» Excerpted records
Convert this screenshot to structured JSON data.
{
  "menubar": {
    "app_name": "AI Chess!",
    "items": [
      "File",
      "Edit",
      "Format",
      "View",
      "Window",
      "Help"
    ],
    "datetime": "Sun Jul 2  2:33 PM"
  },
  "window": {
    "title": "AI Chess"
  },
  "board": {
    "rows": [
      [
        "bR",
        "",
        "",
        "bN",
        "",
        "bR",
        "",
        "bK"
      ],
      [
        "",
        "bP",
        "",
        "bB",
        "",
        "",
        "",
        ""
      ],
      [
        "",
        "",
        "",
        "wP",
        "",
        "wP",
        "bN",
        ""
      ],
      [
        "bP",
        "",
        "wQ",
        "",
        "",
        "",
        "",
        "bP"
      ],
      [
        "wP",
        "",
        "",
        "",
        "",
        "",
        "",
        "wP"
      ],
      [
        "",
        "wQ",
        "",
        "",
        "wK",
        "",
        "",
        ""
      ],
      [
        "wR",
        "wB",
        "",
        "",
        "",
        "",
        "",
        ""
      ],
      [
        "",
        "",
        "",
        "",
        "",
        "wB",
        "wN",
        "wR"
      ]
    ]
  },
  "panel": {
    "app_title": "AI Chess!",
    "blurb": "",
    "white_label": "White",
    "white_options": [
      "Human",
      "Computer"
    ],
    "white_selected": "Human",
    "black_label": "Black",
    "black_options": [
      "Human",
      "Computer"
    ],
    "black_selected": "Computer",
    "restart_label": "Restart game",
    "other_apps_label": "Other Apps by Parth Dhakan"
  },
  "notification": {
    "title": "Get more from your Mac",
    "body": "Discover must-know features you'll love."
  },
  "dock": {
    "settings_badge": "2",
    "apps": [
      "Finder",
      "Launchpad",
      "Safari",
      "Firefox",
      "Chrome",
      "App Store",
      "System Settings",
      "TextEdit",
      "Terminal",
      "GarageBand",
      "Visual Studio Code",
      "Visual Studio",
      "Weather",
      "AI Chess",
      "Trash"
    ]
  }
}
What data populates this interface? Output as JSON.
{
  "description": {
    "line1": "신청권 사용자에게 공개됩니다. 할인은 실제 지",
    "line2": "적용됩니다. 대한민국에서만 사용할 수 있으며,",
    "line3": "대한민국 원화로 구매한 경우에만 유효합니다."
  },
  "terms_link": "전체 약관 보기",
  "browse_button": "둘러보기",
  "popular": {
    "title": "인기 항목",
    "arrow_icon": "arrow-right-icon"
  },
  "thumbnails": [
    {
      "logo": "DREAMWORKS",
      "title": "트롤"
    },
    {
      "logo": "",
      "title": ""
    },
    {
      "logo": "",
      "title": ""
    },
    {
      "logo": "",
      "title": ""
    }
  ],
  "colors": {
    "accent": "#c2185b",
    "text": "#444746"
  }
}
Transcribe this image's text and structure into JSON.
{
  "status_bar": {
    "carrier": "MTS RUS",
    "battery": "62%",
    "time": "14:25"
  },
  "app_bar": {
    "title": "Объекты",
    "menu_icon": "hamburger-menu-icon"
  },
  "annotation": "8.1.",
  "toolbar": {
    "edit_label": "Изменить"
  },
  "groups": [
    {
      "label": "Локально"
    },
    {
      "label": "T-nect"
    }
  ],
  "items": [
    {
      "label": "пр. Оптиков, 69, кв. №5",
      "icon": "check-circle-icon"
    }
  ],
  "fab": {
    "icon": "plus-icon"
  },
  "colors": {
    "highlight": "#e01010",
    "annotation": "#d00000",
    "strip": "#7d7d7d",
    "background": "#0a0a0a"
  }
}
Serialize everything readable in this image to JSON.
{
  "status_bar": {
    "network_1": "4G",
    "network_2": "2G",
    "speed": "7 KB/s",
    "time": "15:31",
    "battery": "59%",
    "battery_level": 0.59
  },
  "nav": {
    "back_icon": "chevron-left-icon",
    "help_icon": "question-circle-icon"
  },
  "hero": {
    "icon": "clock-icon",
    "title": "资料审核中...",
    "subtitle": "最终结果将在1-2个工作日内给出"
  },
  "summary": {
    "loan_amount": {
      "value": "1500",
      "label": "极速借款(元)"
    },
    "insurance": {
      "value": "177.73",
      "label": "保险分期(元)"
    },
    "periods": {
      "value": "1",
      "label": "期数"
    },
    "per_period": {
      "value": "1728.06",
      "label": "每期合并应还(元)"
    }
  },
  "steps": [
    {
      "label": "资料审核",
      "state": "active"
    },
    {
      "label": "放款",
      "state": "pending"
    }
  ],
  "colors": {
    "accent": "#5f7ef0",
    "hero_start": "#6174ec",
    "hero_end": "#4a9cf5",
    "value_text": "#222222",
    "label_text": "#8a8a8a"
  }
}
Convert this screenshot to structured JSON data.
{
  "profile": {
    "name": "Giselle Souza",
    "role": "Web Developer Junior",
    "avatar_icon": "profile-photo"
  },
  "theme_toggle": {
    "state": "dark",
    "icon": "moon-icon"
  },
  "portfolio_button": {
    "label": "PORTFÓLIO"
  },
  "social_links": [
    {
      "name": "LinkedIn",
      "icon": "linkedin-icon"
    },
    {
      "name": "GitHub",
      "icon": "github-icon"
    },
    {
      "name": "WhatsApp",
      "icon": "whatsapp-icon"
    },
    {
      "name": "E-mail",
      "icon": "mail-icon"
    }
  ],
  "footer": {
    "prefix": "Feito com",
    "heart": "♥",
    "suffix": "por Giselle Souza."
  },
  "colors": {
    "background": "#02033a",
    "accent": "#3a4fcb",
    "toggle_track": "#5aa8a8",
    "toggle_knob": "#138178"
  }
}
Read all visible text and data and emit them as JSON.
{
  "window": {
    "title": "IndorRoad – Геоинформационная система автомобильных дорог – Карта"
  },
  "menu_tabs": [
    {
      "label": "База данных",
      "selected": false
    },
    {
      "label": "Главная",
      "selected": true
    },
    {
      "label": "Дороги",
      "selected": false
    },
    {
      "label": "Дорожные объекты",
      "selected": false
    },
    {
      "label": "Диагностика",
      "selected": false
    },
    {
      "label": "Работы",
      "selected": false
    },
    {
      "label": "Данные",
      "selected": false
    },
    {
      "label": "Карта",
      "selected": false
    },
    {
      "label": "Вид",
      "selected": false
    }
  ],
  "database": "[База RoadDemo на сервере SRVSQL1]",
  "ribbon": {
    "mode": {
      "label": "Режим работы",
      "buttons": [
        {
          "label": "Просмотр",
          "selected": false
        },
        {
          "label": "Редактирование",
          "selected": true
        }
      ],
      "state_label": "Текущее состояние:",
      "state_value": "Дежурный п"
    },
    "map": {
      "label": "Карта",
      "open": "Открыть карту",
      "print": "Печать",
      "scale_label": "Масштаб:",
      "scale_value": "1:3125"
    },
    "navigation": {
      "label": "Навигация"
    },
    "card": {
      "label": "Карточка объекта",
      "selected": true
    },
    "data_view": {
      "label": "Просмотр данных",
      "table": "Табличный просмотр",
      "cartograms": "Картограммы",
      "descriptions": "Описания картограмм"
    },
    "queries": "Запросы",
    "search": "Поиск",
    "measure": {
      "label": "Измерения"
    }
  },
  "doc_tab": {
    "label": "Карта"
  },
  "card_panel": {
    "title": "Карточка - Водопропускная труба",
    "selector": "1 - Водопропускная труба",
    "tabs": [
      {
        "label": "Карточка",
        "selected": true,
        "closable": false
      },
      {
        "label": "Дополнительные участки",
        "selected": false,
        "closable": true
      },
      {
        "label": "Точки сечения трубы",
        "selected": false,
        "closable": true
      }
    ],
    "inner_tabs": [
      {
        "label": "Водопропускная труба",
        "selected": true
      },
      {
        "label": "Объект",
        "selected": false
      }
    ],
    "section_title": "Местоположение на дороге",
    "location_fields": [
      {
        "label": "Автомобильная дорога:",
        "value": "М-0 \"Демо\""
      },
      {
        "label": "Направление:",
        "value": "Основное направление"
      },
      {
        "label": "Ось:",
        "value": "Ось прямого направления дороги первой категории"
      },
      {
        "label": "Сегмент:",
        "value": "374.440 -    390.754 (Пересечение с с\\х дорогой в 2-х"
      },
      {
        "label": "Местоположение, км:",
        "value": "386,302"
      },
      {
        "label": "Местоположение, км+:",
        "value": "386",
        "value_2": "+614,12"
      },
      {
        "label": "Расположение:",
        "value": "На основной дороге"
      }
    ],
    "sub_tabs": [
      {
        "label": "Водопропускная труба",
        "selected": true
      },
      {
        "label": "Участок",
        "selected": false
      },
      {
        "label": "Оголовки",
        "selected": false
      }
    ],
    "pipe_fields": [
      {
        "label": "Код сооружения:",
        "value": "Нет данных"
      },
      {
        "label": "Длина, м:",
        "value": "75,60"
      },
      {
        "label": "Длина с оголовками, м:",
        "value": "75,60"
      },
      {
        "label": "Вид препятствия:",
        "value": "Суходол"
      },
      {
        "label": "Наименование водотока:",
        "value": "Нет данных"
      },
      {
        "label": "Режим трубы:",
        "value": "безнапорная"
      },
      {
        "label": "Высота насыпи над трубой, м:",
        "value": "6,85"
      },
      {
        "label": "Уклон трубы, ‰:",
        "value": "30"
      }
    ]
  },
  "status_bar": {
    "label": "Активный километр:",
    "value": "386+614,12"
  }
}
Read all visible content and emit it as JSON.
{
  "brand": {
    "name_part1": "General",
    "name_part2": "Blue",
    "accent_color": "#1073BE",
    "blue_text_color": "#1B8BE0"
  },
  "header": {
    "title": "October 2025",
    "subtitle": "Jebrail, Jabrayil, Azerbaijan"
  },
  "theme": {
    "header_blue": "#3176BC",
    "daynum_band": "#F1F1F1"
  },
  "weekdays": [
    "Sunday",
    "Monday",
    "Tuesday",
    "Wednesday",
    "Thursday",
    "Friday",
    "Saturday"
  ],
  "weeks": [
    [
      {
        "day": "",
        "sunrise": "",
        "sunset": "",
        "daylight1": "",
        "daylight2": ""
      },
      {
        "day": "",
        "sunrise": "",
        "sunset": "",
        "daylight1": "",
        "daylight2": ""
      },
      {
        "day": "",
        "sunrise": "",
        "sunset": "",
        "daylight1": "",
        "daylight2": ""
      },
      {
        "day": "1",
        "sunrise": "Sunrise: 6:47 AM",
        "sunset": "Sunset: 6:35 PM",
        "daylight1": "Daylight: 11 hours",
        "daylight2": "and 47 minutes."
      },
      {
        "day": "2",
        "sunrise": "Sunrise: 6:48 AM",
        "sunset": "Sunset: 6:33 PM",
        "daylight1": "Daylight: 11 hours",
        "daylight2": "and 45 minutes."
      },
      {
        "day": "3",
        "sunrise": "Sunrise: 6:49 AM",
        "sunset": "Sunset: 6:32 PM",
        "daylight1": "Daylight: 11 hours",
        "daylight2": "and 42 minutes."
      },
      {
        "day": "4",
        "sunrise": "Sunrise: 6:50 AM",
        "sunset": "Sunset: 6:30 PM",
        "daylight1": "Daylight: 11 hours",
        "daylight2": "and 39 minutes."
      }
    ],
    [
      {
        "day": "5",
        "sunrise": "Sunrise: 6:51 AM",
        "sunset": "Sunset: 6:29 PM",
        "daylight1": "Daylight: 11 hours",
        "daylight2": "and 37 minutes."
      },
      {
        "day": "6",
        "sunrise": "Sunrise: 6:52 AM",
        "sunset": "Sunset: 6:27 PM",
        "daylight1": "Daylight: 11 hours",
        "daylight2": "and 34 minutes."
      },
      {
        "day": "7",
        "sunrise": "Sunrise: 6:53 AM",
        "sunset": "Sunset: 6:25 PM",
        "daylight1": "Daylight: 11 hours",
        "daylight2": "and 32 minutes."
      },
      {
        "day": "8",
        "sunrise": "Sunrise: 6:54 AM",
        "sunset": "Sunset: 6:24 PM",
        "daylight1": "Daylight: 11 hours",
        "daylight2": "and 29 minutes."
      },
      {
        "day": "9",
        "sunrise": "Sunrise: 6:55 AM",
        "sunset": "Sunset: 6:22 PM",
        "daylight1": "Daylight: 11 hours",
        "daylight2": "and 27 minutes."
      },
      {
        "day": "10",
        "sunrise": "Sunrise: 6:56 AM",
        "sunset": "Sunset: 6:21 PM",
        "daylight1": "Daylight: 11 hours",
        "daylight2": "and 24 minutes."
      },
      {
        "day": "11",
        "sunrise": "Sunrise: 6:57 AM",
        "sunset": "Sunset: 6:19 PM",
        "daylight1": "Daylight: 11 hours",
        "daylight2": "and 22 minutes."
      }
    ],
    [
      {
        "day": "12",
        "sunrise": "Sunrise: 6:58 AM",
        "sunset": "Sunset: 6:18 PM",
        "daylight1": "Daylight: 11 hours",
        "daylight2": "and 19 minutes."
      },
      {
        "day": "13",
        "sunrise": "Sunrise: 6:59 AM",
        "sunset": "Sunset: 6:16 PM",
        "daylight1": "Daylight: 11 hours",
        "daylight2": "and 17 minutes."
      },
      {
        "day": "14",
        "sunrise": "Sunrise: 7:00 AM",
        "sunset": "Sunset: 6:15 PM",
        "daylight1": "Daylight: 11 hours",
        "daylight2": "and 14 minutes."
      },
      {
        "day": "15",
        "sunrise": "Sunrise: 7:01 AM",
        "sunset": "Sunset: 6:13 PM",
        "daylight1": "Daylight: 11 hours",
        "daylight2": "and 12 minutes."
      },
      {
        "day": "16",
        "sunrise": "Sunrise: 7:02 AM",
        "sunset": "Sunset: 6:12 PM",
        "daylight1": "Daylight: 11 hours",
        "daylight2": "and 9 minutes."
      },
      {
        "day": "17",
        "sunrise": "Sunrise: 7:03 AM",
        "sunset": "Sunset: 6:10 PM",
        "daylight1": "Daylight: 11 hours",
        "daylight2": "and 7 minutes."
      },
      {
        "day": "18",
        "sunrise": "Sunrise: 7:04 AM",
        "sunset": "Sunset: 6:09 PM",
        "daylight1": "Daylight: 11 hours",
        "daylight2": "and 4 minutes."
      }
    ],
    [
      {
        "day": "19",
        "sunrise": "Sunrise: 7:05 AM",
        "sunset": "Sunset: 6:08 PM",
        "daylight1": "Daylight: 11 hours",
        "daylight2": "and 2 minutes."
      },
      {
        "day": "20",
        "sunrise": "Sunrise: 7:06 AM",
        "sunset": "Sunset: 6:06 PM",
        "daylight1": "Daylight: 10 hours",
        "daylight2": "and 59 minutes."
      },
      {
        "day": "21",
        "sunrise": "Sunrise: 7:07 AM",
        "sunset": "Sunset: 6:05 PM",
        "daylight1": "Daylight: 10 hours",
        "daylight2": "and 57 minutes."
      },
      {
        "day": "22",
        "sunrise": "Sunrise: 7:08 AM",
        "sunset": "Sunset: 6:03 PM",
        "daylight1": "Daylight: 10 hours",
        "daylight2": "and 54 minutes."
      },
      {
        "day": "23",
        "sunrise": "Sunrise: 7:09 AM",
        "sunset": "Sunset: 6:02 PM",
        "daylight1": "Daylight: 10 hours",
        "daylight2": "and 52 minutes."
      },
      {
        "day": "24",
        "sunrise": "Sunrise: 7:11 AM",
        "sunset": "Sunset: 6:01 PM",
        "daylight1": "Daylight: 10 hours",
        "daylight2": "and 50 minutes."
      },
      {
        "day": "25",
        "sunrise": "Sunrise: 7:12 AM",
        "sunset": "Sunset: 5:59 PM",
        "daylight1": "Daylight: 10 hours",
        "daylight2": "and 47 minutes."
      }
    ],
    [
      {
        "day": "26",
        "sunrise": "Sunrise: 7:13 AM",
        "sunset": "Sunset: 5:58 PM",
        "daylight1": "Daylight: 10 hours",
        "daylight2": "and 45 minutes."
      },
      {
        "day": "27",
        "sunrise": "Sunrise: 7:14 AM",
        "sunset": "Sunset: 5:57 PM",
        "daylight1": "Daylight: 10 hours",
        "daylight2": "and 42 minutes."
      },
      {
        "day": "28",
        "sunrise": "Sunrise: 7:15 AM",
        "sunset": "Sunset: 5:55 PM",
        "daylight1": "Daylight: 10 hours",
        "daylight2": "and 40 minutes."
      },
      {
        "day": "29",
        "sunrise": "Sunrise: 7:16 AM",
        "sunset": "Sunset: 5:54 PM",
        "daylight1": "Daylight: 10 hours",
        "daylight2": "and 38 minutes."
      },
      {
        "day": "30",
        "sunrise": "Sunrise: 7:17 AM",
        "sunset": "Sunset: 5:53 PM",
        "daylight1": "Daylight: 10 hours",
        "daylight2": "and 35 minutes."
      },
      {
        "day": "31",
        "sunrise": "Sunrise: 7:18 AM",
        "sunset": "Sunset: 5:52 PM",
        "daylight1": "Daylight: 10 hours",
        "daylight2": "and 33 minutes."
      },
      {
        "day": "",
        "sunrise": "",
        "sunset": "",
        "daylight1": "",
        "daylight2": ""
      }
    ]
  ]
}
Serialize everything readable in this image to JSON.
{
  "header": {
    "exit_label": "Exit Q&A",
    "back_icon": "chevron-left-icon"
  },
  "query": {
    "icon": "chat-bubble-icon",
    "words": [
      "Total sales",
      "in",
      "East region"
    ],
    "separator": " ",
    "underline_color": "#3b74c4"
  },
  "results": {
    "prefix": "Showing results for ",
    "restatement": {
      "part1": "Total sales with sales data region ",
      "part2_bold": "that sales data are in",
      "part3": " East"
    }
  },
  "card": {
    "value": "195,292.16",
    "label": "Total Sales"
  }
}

» Set task
Show the lines of the records that contain the word "circle".

» Result for this exercise
      "icon": "check-circle-icon"
    "help_icon": "question-circle-icon"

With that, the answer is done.